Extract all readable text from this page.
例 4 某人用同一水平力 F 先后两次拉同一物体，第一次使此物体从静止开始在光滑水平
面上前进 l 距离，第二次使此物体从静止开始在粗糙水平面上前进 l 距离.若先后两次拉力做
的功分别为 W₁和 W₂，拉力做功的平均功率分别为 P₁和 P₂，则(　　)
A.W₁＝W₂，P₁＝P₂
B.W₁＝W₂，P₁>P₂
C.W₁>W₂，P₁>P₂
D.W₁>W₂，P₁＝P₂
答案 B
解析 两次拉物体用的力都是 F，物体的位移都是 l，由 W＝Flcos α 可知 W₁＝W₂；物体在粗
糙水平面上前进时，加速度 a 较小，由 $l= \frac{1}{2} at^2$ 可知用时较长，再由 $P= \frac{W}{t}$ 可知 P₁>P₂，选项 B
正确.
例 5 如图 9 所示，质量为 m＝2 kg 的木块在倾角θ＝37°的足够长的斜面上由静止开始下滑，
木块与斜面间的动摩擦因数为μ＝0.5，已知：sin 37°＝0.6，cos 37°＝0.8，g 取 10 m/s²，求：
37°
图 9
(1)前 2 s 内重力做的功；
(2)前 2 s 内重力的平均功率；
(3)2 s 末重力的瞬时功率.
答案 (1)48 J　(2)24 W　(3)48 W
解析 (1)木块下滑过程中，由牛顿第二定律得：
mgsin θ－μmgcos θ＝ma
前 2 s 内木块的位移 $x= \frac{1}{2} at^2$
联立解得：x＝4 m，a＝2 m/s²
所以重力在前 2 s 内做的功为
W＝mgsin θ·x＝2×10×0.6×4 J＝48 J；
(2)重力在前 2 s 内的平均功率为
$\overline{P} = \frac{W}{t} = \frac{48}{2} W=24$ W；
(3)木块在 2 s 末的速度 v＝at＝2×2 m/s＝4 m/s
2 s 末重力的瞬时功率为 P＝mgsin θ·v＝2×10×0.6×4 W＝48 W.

--

§ DO THIS: Which lines in the data above contain "frac"? Show each one.

§ RESPONSE TO THE EXERCISE:
糙水平面上前进时，加速度 a 较小，由 $l= \frac{1}{2} at^2$ 可知用时较长，再由 $P= \frac{W}{t}$ 可知 P₁>P₂，选项 B
前 2 s 内木块的位移 $x= \frac{1}{2} at^2$
$\overline{P} = \frac{W}{t} = \frac{48}{2} W=24$ W；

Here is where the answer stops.